This configuration template will set up a build for the purposes of supporting gizmo.
Please refer to meta-alex/README for additional details and available bitbake targets.

3. The full set of command line options is:

$ oe-setup-build -h
usage: oe-setup-build [-h] {list-config-templates,setup-build-env} ...

A script that discovers available build configuration templates and sets up a build environment based on one of them

positional arguments:
  {list-config-templates,setup-build-env}
    list-config-templates
                        List available configuration templates
    setup-build-env     Set up a build environment and open a shell session with it, ready to run builds.

▸ **Exercises to complete**:
• 1. Answer these questions using the build setup text above, each on its own line:
(a) Which file holds additional details and the available bitbake targets?
(b) What command prints the full set of command line options?
(c) What does the setup-build-env argument do?
• 2. Reproduce the part of the build setup text starting at "A script that" and ending at "to run builds.", word for word.

▸ **Provided data**:

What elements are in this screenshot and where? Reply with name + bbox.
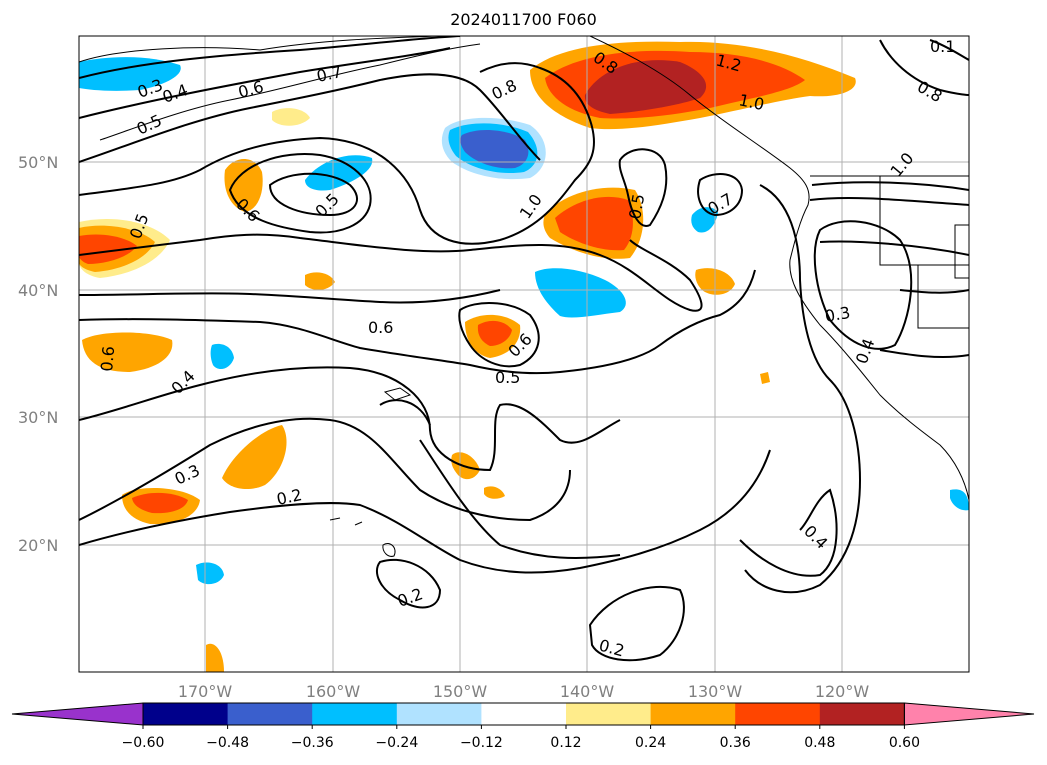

▸ **Solutions to the exercise**:
• 1.
(a) meta-alex/README
(b) oe-setup-build -h
(c) It sets up a build environment and opens a shell session with it, ready to run builds.

• 2.
A script that discovers available build configuration templates and sets up a build environment based on one of them

positional arguments:
  {list-config-templates,setup-build-env}
    list-config-templates
                        List available configuration templates
    setup-build-env     Set up a build environment and open a shell session with it, ready to run builds.